§ Figure content listings
- - -

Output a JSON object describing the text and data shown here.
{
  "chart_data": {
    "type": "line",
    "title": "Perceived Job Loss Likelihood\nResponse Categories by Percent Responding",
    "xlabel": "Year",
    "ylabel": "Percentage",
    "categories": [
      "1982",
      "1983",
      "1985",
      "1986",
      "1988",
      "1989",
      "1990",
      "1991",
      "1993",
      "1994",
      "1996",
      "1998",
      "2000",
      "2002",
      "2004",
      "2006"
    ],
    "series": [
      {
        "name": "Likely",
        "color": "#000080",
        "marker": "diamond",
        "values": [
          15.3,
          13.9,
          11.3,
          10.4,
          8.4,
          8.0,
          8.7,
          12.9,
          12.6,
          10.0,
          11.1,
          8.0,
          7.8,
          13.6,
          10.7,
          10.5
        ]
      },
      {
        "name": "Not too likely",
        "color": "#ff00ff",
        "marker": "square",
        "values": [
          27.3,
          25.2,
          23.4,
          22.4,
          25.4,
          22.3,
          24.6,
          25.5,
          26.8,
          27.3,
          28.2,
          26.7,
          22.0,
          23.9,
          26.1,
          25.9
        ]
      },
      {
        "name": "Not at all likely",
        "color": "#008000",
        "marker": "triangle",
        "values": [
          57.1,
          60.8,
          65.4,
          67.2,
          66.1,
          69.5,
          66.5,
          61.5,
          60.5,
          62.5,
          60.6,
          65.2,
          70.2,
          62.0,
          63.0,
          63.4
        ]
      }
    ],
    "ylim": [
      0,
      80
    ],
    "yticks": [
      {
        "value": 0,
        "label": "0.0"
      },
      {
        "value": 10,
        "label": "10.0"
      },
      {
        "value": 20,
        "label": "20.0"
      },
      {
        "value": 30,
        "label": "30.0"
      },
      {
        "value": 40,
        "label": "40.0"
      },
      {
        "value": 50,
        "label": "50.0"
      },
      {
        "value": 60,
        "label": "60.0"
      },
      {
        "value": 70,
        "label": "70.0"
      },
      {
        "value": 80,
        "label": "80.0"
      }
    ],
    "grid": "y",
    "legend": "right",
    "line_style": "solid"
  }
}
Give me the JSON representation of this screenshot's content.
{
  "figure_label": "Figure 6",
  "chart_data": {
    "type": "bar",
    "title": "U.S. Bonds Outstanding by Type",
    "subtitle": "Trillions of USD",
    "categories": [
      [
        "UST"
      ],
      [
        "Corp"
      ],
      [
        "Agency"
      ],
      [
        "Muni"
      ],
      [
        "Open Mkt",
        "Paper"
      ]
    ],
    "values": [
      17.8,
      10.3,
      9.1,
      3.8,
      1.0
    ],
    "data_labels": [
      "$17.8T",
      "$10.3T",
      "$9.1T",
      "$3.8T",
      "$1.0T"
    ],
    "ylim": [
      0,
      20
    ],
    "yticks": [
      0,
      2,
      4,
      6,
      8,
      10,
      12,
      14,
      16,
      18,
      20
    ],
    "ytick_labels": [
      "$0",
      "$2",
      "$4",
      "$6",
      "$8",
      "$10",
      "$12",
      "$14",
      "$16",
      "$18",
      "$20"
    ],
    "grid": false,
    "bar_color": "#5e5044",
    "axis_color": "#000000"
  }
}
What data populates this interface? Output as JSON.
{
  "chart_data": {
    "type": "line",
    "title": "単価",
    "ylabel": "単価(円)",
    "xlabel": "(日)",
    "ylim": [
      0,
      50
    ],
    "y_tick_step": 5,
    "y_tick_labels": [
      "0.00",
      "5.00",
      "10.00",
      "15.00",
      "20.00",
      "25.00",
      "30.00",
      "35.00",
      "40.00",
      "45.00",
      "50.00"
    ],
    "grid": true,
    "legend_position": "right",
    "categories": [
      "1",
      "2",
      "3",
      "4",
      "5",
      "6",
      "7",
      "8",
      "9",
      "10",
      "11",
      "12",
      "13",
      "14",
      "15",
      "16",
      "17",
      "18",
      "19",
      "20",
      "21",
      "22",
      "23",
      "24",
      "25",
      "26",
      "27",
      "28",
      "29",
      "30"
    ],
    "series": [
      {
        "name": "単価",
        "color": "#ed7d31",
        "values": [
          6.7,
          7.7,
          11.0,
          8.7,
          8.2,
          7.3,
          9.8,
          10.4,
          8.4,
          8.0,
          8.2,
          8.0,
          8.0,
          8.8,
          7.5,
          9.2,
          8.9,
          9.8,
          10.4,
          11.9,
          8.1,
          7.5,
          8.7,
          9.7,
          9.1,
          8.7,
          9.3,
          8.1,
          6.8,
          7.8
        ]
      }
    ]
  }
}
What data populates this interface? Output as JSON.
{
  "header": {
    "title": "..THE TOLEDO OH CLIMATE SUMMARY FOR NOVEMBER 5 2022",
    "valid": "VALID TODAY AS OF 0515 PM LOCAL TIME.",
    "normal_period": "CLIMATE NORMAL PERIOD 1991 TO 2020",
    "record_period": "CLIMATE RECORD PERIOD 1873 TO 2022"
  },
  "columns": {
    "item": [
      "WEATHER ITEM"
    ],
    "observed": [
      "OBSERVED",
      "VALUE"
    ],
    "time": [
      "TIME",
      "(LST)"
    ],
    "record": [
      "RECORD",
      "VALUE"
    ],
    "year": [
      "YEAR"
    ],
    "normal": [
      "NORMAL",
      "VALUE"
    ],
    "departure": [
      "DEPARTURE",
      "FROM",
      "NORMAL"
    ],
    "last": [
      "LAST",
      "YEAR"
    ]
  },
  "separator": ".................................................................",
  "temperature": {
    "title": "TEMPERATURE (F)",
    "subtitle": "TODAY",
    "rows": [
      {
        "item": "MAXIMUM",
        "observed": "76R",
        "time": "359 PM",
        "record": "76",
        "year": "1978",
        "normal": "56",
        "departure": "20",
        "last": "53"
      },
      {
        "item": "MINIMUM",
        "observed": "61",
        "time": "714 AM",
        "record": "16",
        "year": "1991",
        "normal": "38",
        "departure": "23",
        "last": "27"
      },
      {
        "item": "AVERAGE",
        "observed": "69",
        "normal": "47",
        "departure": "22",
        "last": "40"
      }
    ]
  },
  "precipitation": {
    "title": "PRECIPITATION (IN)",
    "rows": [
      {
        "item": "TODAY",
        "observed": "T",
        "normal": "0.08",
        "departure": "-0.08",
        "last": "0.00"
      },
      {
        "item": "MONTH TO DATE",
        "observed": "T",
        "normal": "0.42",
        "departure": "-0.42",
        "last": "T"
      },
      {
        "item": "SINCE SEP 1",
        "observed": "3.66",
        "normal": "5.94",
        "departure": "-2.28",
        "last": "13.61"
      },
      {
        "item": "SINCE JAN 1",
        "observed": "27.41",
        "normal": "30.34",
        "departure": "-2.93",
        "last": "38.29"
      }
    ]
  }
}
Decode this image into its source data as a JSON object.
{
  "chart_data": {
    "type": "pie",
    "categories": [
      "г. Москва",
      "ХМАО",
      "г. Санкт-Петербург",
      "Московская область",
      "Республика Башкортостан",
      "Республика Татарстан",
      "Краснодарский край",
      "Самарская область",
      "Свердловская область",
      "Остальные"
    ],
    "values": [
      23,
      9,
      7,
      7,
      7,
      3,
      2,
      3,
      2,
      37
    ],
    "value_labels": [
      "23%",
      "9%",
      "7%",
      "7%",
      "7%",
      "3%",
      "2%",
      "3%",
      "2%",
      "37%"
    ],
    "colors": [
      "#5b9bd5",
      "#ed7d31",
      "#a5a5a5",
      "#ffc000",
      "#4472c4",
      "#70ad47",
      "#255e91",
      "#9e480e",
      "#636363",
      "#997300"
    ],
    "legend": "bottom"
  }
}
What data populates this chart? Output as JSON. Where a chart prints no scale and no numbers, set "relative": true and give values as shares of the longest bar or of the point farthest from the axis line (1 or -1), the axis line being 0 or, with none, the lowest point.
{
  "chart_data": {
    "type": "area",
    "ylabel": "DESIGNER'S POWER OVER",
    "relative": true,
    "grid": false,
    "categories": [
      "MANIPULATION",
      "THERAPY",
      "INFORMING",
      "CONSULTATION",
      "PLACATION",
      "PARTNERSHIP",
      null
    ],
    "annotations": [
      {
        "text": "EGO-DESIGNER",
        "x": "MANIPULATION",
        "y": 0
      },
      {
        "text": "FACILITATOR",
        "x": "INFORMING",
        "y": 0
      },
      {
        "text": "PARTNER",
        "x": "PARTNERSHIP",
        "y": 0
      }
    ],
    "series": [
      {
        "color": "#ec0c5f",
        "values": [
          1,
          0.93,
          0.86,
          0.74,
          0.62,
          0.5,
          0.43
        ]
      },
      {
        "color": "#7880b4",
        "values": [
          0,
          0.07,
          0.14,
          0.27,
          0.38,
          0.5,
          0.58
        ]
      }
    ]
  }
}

- - -

§ Exercise description
Using the material above, count the lines containing the word "Output". Reply with the number alone.

§ Full response
4